- Exercise task -
Collect each line of the entries that holds the string "violentas".

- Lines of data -

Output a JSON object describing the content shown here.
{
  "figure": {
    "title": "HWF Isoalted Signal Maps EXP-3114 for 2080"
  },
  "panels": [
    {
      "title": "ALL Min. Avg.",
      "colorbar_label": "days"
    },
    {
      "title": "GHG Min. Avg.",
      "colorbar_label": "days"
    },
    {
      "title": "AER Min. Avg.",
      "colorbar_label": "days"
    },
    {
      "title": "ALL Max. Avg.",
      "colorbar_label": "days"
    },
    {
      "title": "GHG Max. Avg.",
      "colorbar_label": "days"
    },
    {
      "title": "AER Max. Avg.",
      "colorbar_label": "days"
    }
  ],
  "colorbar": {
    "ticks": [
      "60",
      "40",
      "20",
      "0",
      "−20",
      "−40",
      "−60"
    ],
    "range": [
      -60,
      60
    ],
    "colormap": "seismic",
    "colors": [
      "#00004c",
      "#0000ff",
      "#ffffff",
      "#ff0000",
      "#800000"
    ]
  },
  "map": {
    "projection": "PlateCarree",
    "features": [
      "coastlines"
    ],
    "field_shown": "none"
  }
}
---
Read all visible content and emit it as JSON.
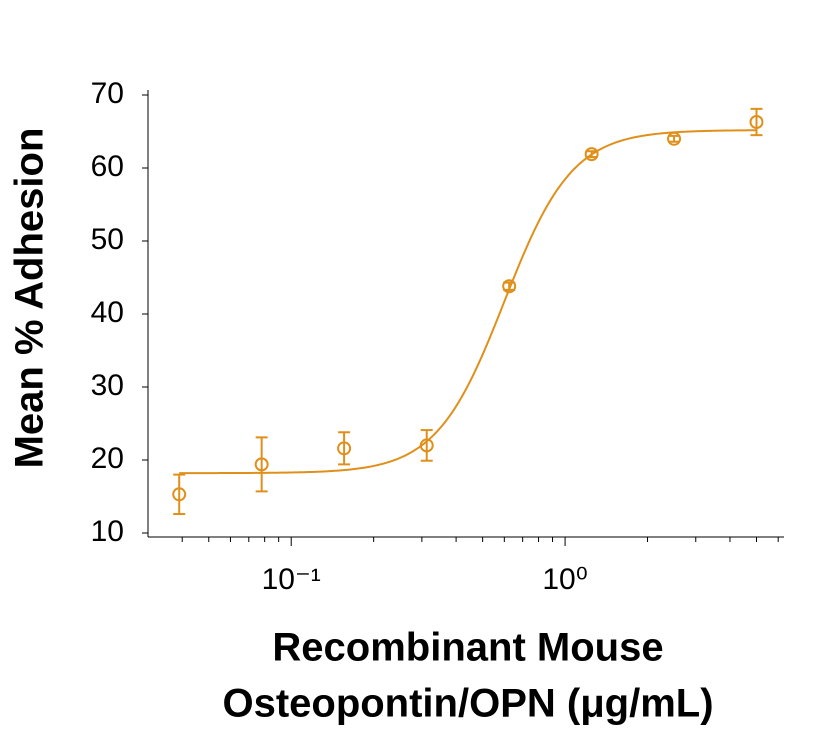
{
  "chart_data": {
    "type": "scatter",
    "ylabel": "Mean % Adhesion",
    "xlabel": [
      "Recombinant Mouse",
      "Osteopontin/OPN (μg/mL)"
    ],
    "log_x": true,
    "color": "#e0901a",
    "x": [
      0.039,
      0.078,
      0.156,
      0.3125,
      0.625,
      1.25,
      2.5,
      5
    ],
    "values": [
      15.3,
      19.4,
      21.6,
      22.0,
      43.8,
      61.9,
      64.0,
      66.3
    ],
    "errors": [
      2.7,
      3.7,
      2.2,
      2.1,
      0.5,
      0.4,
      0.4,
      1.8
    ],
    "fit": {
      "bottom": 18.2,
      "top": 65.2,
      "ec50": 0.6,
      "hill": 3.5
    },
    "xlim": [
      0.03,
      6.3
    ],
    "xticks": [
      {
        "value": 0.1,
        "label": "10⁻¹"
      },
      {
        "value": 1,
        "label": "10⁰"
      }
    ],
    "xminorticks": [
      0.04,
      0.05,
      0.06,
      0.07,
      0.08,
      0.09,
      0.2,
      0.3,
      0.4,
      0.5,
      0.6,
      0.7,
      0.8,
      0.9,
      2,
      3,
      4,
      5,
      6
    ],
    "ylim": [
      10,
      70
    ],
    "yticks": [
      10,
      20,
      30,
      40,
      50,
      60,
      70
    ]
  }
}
* * *
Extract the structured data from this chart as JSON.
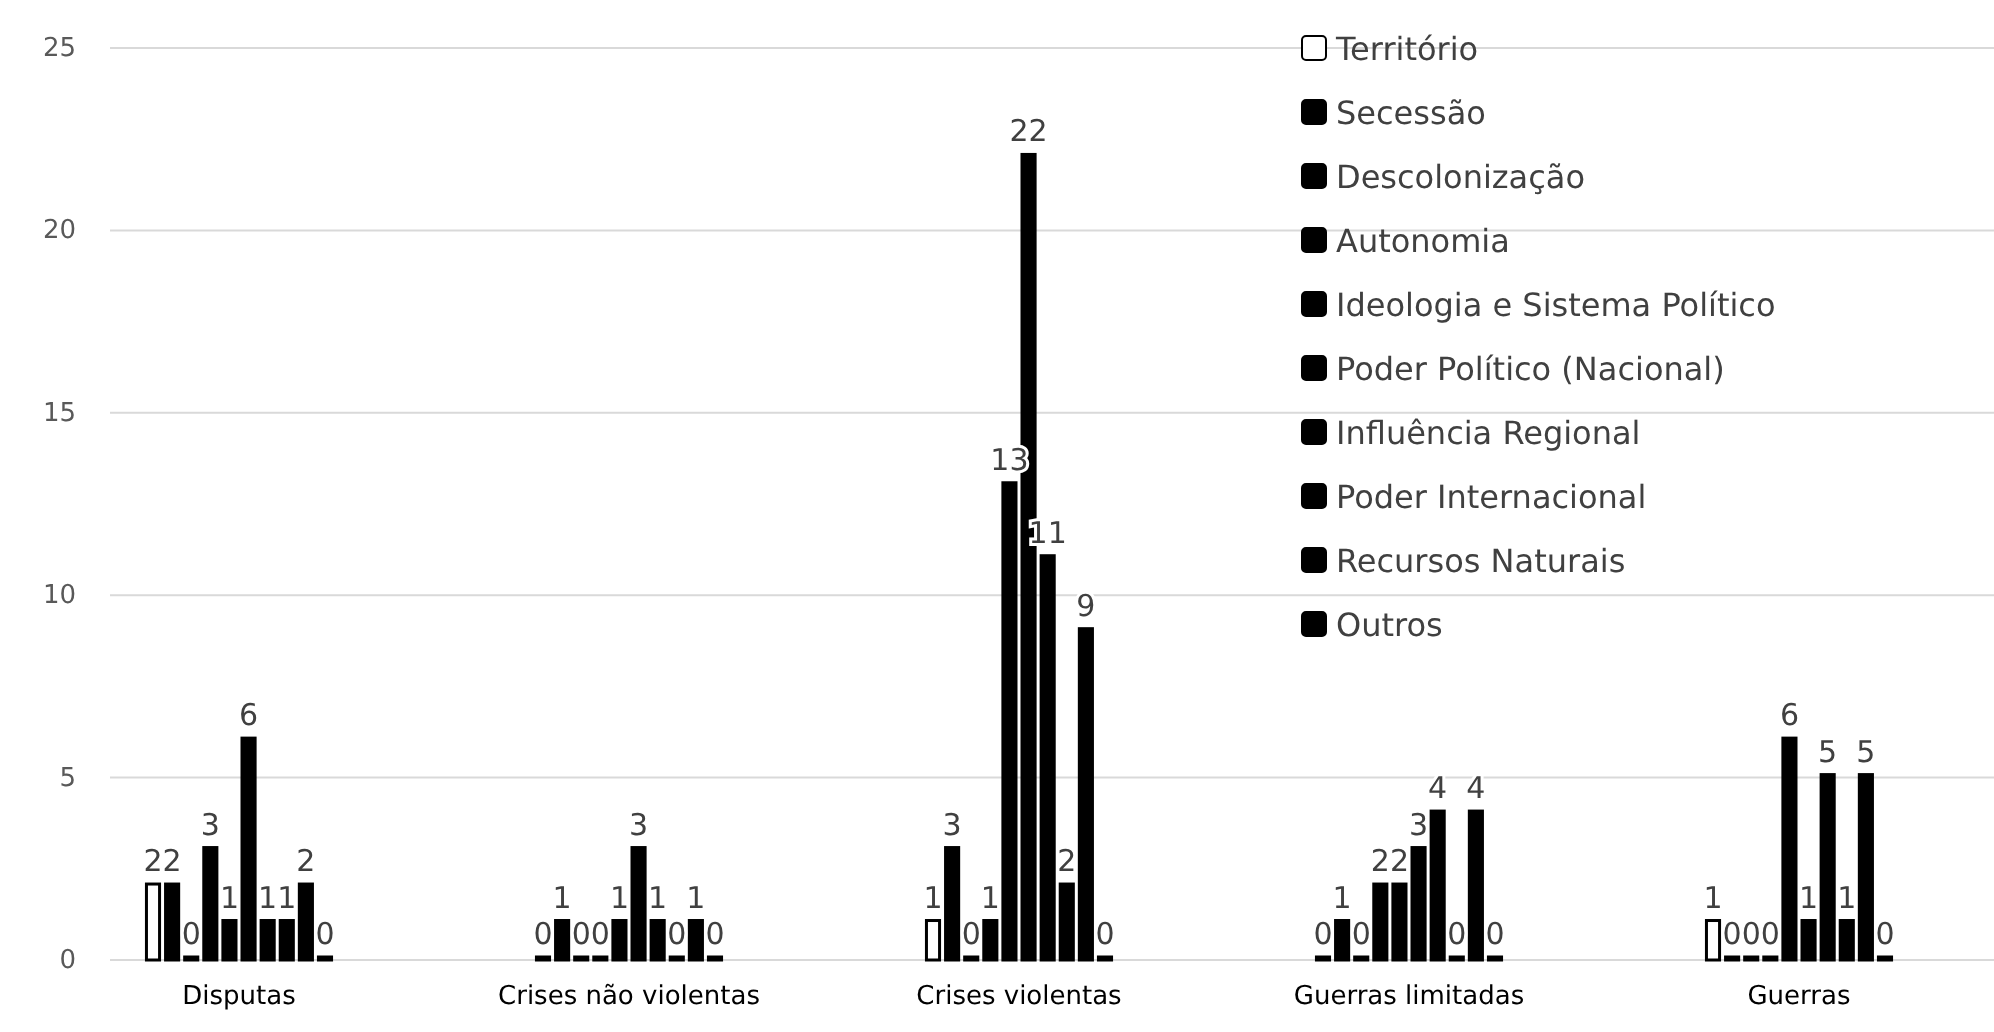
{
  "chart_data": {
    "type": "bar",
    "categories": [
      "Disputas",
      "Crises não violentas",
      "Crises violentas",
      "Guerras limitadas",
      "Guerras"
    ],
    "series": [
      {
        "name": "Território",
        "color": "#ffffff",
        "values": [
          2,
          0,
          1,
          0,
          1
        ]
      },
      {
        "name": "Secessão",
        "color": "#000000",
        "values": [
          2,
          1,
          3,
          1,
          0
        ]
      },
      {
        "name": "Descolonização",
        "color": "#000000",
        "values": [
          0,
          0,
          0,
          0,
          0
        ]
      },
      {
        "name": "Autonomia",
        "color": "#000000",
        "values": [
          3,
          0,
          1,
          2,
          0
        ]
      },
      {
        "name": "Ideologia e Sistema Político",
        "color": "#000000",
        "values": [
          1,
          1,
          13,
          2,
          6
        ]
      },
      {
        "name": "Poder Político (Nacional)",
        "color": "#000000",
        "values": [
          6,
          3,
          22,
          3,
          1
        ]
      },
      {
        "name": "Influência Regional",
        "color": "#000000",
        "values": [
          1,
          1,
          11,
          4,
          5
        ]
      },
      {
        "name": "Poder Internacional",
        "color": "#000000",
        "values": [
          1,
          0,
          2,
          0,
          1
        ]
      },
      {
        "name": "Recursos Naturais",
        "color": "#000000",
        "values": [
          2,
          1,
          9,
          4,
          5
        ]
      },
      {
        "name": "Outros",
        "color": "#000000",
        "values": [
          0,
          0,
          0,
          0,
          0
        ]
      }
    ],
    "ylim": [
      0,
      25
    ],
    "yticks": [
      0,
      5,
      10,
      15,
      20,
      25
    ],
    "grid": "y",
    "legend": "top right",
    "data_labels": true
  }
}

- Output below -
      "Crises não violentas",
      "Crises violentas",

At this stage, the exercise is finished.